- _Objective_:
Return the material word for word. Do not include the pictures.

- _Data provided_:
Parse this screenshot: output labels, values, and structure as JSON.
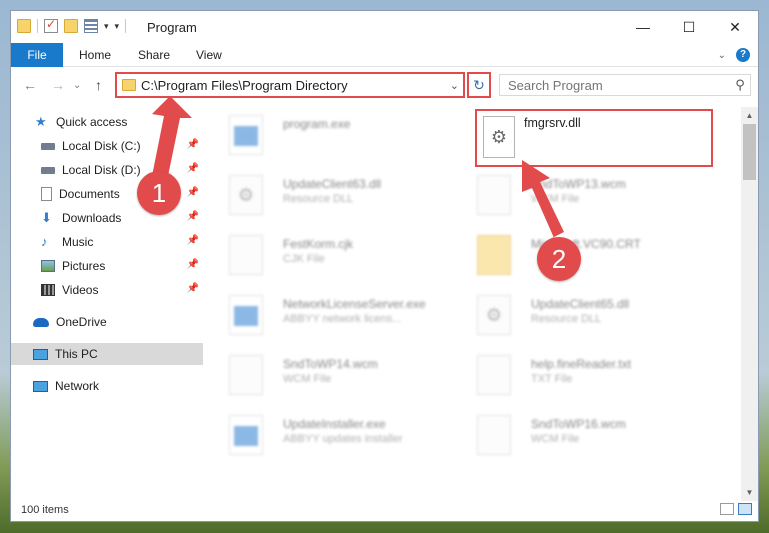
{
  "window": {
    "title": "Program",
    "minimize_label": "—",
    "maximize_label": "☐",
    "close_label": "✕"
  },
  "qat": {
    "dropdown_glyph": "▾"
  },
  "ribbon": {
    "tabs": [
      {
        "label": "File"
      },
      {
        "label": "Home"
      },
      {
        "label": "Share"
      },
      {
        "label": "View"
      }
    ],
    "collapse_glyph": "⌄",
    "help_glyph": "?"
  },
  "nav": {
    "back_glyph": "←",
    "forward_glyph": "→",
    "up_glyph": "↑",
    "dropdown_glyph": "⌄",
    "refresh_glyph": "↻",
    "address": "C:\\Program Files\\Program Directory",
    "search_placeholder": "Search Program",
    "search_glyph": "⚲"
  },
  "sidebar": {
    "items": [
      {
        "label": "Quick access",
        "icon": "star-icon",
        "pinned": false
      },
      {
        "label": "Local Disk (C:)",
        "icon": "disk-icon",
        "pinned": true
      },
      {
        "label": "Local Disk (D:)",
        "icon": "disk-icon",
        "pinned": true
      },
      {
        "label": "Documents",
        "icon": "documents-icon",
        "pinned": true
      },
      {
        "label": "Downloads",
        "icon": "download-icon",
        "pinned": true
      },
      {
        "label": "Music",
        "icon": "music-icon",
        "pinned": true
      },
      {
        "label": "Pictures",
        "icon": "pictures-icon",
        "pinned": true
      },
      {
        "label": "Videos",
        "icon": "videos-icon",
        "pinned": true
      },
      {
        "label": "OneDrive",
        "icon": "cloud-icon",
        "pinned": false
      },
      {
        "label": "This PC",
        "icon": "computer-icon",
        "pinned": false
      },
      {
        "label": "Network",
        "icon": "network-icon",
        "pinned": false
      }
    ],
    "pin_glyph": "📌",
    "star_glyph": "★",
    "download_glyph": "⬇",
    "music_glyph": "♪"
  },
  "files": {
    "highlighted": {
      "name": "fmgrsrv.dll",
      "icon": "gear-icon"
    },
    "items": [
      {
        "name": "program.exe",
        "type": "",
        "icon": "app-icon"
      },
      {
        "name": "UpdateClient63.dll",
        "type": "Resource DLL",
        "icon": "gear-icon"
      },
      {
        "name": "SndToWP13.wcm",
        "type": "WCM File",
        "icon": "file-icon"
      },
      {
        "name": "FestKorm.cjk",
        "type": "CJK File",
        "icon": "file-icon"
      },
      {
        "name": "Microsoft.VC90.CRT",
        "type": "",
        "icon": "folder-icon"
      },
      {
        "name": "NetworkLicenseServer.exe",
        "type": "ABBYY network licens...",
        "icon": "app-icon"
      },
      {
        "name": "UpdateClient65.dll",
        "type": "Resource DLL",
        "icon": "gear-icon"
      },
      {
        "name": "SndToWP14.wcm",
        "type": "WCM File",
        "icon": "file-icon"
      },
      {
        "name": "help.fineReader.txt",
        "type": "TXT File",
        "icon": "file-icon"
      },
      {
        "name": "UpdateInstaller.exe",
        "type": "ABBYY updates installer",
        "icon": "app-icon"
      },
      {
        "name": "SndToWP16.wcm",
        "type": "WCM File",
        "icon": "file-icon"
      }
    ],
    "gear_glyph": "⚙"
  },
  "scroll": {
    "up_glyph": "▲",
    "down_glyph": "▼"
  },
  "status": {
    "item_count": "100 items"
  },
  "annotations": {
    "step1": "1",
    "step2": "2"
  },
  "colors": {
    "accent": "#1979ca",
    "annotation_red": "#e24b4b"
  }
}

- _Answer for the task_:
Parse this screenshot: output labels, values, and structure as JSON.
{
  "window": {
    "title": "Program",
    "minimize_label": "—",
    "maximize_label": "☐",
    "close_label": "✕"
  },
  "qat": {
    "dropdown_glyph": "▾"
  },
  "ribbon": {
    "tabs": [
      {
        "label": "File"
      },
      {
        "label": "Home"
      },
      {
        "label": "Share"
      },
      {
        "label": "View"
      }
    ],
    "collapse_glyph": "⌄",
    "help_glyph": "?"
  },
  "nav": {
    "back_glyph": "←",
    "forward_glyph": "→",
    "up_glyph": "↑",
    "dropdown_glyph": "⌄",
    "refresh_glyph": "↻",
    "address": "C:\\Program Files\\Program Directory",
    "search_placeholder": "Search Program",
    "search_glyph": "⚲"
  },
  "sidebar": {
    "items": [
      {
        "label": "Quick access",
        "icon": "star-icon",
        "pinned": false
      },
      {
        "label": "Local Disk (C:)",
        "icon": "disk-icon",
        "pinned": true
      },
      {
        "label": "Local Disk (D:)",
        "icon": "disk-icon",
        "pinned": true
      },
      {
        "label": "Documents",
        "icon": "documents-icon",
        "pinned": true
      },
      {
        "label": "Downloads",
        "icon": "download-icon",
        "pinned": true
      },
      {
        "label": "Music",
        "icon": "music-icon",
        "pinned": true
      },
      {
        "label": "Pictures",
        "icon": "pictures-icon",
        "pinned": true
      },
      {
        "label": "Videos",
        "icon": "videos-icon",
        "pinned": true
      },
      {
        "label": "OneDrive",
        "icon": "cloud-icon",
        "pinned": false
      },
      {
        "label": "This PC",
        "icon": "computer-icon",
        "pinned": false
      },
      {
        "label": "Network",
        "icon": "network-icon",
        "pinned": false
      }
    ],
    "pin_glyph": "📌",
    "star_glyph": "★",
    "download_glyph": "⬇",
    "music_glyph": "♪"
  },
  "files": {
    "highlighted": {
      "name": "fmgrsrv.dll",
      "icon": "gear-icon"
    },
    "items": [
      {
        "name": "program.exe",
        "type": "",
        "icon": "app-icon"
      },
      {
        "name": "UpdateClient63.dll",
        "type": "Resource DLL",
        "icon": "gear-icon"
      },
      {
        "name": "SndToWP13.wcm",
        "type": "WCM File",
        "icon": "file-icon"
      },
      {
        "name": "FestKorm.cjk",
        "type": "CJK File",
        "icon": "file-icon"
      },
      {
        "name": "Microsoft.VC90.CRT",
        "type": "",
        "icon": "folder-icon"
      },
      {
        "name": "NetworkLicenseServer.exe",
        "type": "ABBYY network licens...",
        "icon": "app-icon"
      },
      {
        "name": "UpdateClient65.dll",
        "type": "Resource DLL",
        "icon": "gear-icon"
      },
      {
        "name": "SndToWP14.wcm",
        "type": "WCM File",
        "icon": "file-icon"
      },
      {
        "name": "help.fineReader.txt",
        "type": "TXT File",
        "icon": "file-icon"
      },
      {
        "name": "UpdateInstaller.exe",
        "type": "ABBYY updates installer",
        "icon": "app-icon"
      },
      {
        "name": "SndToWP16.wcm",
        "type": "WCM File",
        "icon": "file-icon"
      }
    ],
    "gear_glyph": "⚙"
  },
  "scroll": {
    "up_glyph": "▲",
    "down_glyph": "▼"
  },
  "status": {
    "item_count": "100 items"
  },
  "annotations": {
    "step1": "1",
    "step2": "2"
  },
  "colors": {
    "accent": "#1979ca",
    "annotation_red": "#e24b4b"
  }
}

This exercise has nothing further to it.